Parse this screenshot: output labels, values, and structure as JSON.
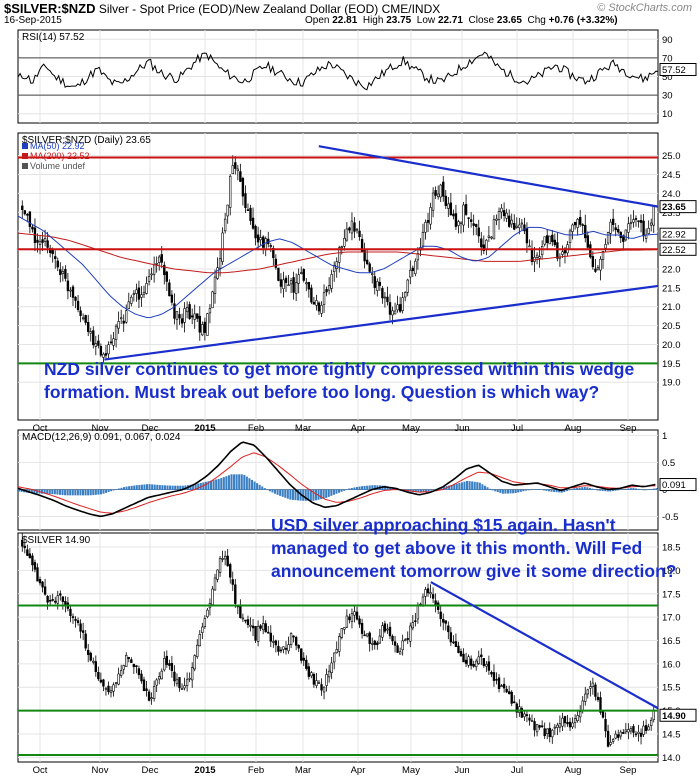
{
  "header": {
    "symbol": "$SILVER:$NZD",
    "description": "Silver - Spot Price (EOD)/New Zealand Dollar (EOD)",
    "exchange": "CME/INDX",
    "date": "16-Sep-2015",
    "open_label": "Open",
    "open": "22.81",
    "high_label": "High",
    "high": "23.75",
    "low_label": "Low",
    "low": "22.71",
    "close_label": "Close",
    "close": "23.65",
    "chg_label": "Chg",
    "chg": "+0.76 (+3.32%)",
    "brand": "© StockCharts.com"
  },
  "annotations": {
    "nzd_note": "NZD silver continues to get more tightly compressed within this wedge formation. Must break out before too long. Question is which way?",
    "usd_note": "USD silver approaching $15 again. Hasn't managed to get above it this month. Will Fed announcement tomorrow give it some direction?"
  },
  "colors": {
    "accent_blue": "#1a2ecc",
    "trend_red": "#cc1111",
    "support_green": "#118811",
    "ma50": "#1f3fbf",
    "ma200": "#c21b1b",
    "macd_signal": "#d22",
    "hist": "#3a7fc4"
  },
  "chart_data": [
    {
      "type": "line",
      "panel": "RSI",
      "title": "RSI(14) 57.52",
      "yticks": [
        10,
        30,
        50,
        70,
        90
      ],
      "ylim": [
        0,
        100
      ],
      "last_value": "57.52",
      "values": [
        48,
        52,
        44,
        56,
        61,
        50,
        46,
        40,
        38,
        45,
        52,
        58,
        49,
        43,
        41,
        47,
        54,
        60,
        66,
        58,
        52,
        50,
        47,
        55,
        63,
        70,
        74,
        65,
        57,
        52,
        48,
        44,
        50,
        56,
        62,
        58,
        53,
        49,
        45,
        43,
        49,
        55,
        60,
        64,
        58,
        52,
        47,
        42,
        40,
        46,
        52,
        58,
        63,
        67,
        61,
        55,
        50,
        46,
        44,
        48,
        54,
        60,
        66,
        70,
        76,
        68,
        60,
        55,
        50,
        47,
        44,
        48,
        52,
        58,
        62,
        57,
        52,
        48,
        45,
        49,
        55,
        60,
        64,
        58,
        54,
        50,
        47,
        52,
        57.52
      ]
    },
    {
      "type": "candlestick",
      "panel": "$SILVER:$NZD",
      "title": "$SILVER:$NZD (Daily) 23.65",
      "legend": [
        "MA(50) 22.92",
        "MA(200) 22.52",
        "Volume undef"
      ],
      "yticks": [
        19.0,
        19.5,
        20.0,
        20.5,
        21.0,
        21.5,
        22.0,
        22.5,
        23.0,
        23.5,
        24.0,
        24.5,
        25.0
      ],
      "ylim": [
        18.0,
        25.6
      ],
      "price_labels": [
        "23.65",
        "22.92",
        "22.52"
      ],
      "price_label_values": [
        23.65,
        22.92,
        22.52
      ],
      "x_months": [
        "Oct",
        "Nov",
        "Dec",
        "2015",
        "Feb",
        "Mar",
        "Apr",
        "May",
        "Jun",
        "Jul",
        "Aug",
        "Sep"
      ],
      "horizontal_lines": [
        24.95,
        22.52,
        19.5
      ],
      "horizontal_line_colors": [
        "#cc1111",
        "#cc1111",
        "#118811"
      ],
      "trendlines": [
        {
          "from": [
            0.47,
            25.25
          ],
          "to": [
            1.0,
            23.65
          ]
        },
        {
          "from": [
            0.135,
            19.6
          ],
          "to": [
            1.0,
            21.55
          ]
        }
      ],
      "close_path": [
        23.6,
        23.2,
        22.8,
        22.6,
        22.7,
        22.3,
        22.0,
        21.6,
        21.4,
        21.0,
        20.6,
        20.1,
        19.9,
        19.7,
        19.95,
        20.4,
        20.7,
        21.0,
        21.4,
        21.2,
        21.8,
        22.1,
        22.4,
        21.4,
        20.8,
        20.6,
        21.0,
        20.7,
        20.5,
        20.4,
        21.2,
        22.0,
        23.2,
        24.4,
        24.9,
        24.0,
        23.3,
        22.9,
        22.6,
        22.8,
        22.0,
        21.7,
        21.8,
        21.4,
        21.9,
        21.6,
        21.2,
        21.0,
        21.3,
        21.8,
        22.4,
        22.8,
        23.2,
        22.9,
        22.4,
        22.0,
        21.6,
        21.3,
        21.0,
        20.8,
        21.1,
        21.6,
        22.1,
        22.6,
        23.2,
        23.9,
        24.2,
        23.8,
        23.4,
        23.1,
        23.6,
        23.3,
        23.0,
        22.6,
        22.8,
        23.4,
        23.7,
        23.3,
        23.0,
        23.2,
        22.6,
        22.2,
        22.4,
        22.9,
        22.6,
        22.3,
        22.5,
        23.0,
        23.4,
        22.9,
        22.2,
        21.9,
        22.6,
        23.2,
        23.0,
        22.8,
        23.1,
        23.4,
        23.2,
        22.8,
        23.65
      ],
      "ma50_path": [
        23.4,
        23.2,
        23.0,
        22.7,
        22.4,
        22.1,
        21.7,
        21.3,
        21.0,
        20.8,
        20.7,
        20.8,
        21.0,
        21.3,
        21.6,
        21.9,
        22.1,
        22.3,
        22.5,
        22.7,
        22.8,
        22.7,
        22.5,
        22.3,
        22.1,
        22.0,
        21.9,
        21.9,
        22.0,
        22.2,
        22.4,
        22.6,
        22.6,
        22.5,
        22.3,
        22.2,
        22.3,
        22.6,
        22.9,
        23.1,
        23.1,
        23.0,
        22.9,
        22.9,
        23.0,
        22.9,
        22.9,
        22.8,
        22.9,
        22.92
      ],
      "ma200_path": [
        22.95,
        22.9,
        22.85,
        22.75,
        22.6,
        22.45,
        22.3,
        22.2,
        22.1,
        22.0,
        21.95,
        21.9,
        21.9,
        21.95,
        22.0,
        22.1,
        22.2,
        22.3,
        22.4,
        22.45,
        22.45,
        22.45,
        22.45,
        22.4,
        22.35,
        22.3,
        22.25,
        22.2,
        22.2,
        22.2,
        22.25,
        22.3,
        22.35,
        22.4,
        22.45,
        22.5,
        22.5,
        22.52
      ]
    },
    {
      "type": "line",
      "panel": "MACD",
      "title": "MACD(12,26,9) 0.091, 0.067, 0.024",
      "legend": [
        "MACD(12,26,9) 0.091",
        "0.067",
        "0.024"
      ],
      "yticks": [
        -0.5,
        0.0,
        0.5,
        1.0
      ],
      "ylim": [
        -0.75,
        1.1
      ],
      "last_value": "0.091",
      "macd": [
        0.02,
        -0.05,
        -0.12,
        -0.2,
        -0.3,
        -0.38,
        -0.45,
        -0.5,
        -0.45,
        -0.35,
        -0.25,
        -0.15,
        -0.1,
        -0.05,
        0.0,
        0.1,
        0.25,
        0.45,
        0.7,
        0.88,
        0.82,
        0.6,
        0.35,
        0.1,
        -0.1,
        -0.25,
        -0.33,
        -0.3,
        -0.2,
        -0.1,
        0.0,
        0.05,
        0.02,
        -0.05,
        -0.1,
        -0.05,
        0.05,
        0.2,
        0.38,
        0.45,
        0.3,
        0.15,
        0.08,
        0.1,
        0.12,
        0.05,
        -0.02,
        0.05,
        0.12,
        0.05,
        0.0,
        0.02,
        0.08,
        0.05,
        0.091
      ],
      "signal": [
        0.05,
        0.01,
        -0.05,
        -0.12,
        -0.2,
        -0.28,
        -0.35,
        -0.42,
        -0.44,
        -0.4,
        -0.33,
        -0.25,
        -0.18,
        -0.12,
        -0.07,
        0.0,
        0.1,
        0.25,
        0.42,
        0.6,
        0.68,
        0.6,
        0.45,
        0.28,
        0.1,
        -0.05,
        -0.18,
        -0.24,
        -0.22,
        -0.16,
        -0.08,
        -0.02,
        0.0,
        -0.02,
        -0.05,
        -0.04,
        0.0,
        0.1,
        0.22,
        0.32,
        0.3,
        0.22,
        0.14,
        0.11,
        0.11,
        0.08,
        0.03,
        0.03,
        0.07,
        0.06,
        0.03,
        0.02,
        0.05,
        0.06,
        0.067
      ]
    },
    {
      "type": "candlestick",
      "panel": "$SILVER",
      "title": "$SILVER 14.90",
      "yticks": [
        14.0,
        14.5,
        15.0,
        15.5,
        16.0,
        16.5,
        17.0,
        17.5,
        18.0,
        18.5
      ],
      "ylim": [
        13.9,
        18.8
      ],
      "price_labels": [
        "14.90"
      ],
      "price_label_values": [
        14.9
      ],
      "x_months": [
        "Oct",
        "Nov",
        "Dec",
        "2015",
        "Feb",
        "Mar",
        "Apr",
        "May",
        "Jun",
        "Jul",
        "Aug",
        "Sep"
      ],
      "horizontal_lines": [
        17.25,
        15.0,
        14.05
      ],
      "horizontal_line_colors": [
        "#118811",
        "#118811",
        "#118811"
      ],
      "trendlines": [
        {
          "from": [
            0.645,
            17.75
          ],
          "to": [
            1.0,
            15.05
          ]
        }
      ],
      "close_path": [
        18.6,
        18.2,
        17.8,
        17.5,
        17.3,
        17.4,
        17.2,
        17.0,
        16.6,
        16.2,
        15.7,
        15.4,
        15.5,
        15.8,
        16.2,
        16.0,
        15.6,
        15.2,
        15.7,
        16.1,
        15.8,
        15.4,
        15.6,
        16.2,
        16.8,
        17.3,
        18.1,
        18.4,
        17.6,
        17.0,
        16.9,
        16.6,
        16.9,
        16.6,
        16.2,
        16.4,
        16.6,
        16.2,
        15.8,
        15.6,
        15.5,
        16.0,
        16.5,
        16.9,
        17.1,
        16.8,
        16.5,
        16.4,
        16.8,
        16.6,
        16.3,
        16.5,
        16.9,
        17.3,
        17.6,
        17.3,
        16.9,
        16.5,
        16.2,
        16.1,
        16.0,
        16.1,
        15.9,
        15.6,
        15.5,
        15.2,
        15.0,
        14.8,
        14.7,
        14.6,
        14.5,
        14.7,
        14.8,
        14.6,
        14.9,
        15.4,
        15.5,
        14.9,
        14.3,
        14.4,
        14.6,
        14.7,
        14.5,
        14.6,
        14.9
      ]
    }
  ]
}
──────────
WHAT THE EXERCISE ASKS:
Your answer should be a single number: the count of lines that contain "panel".

EXERCISE RESPONSE:
4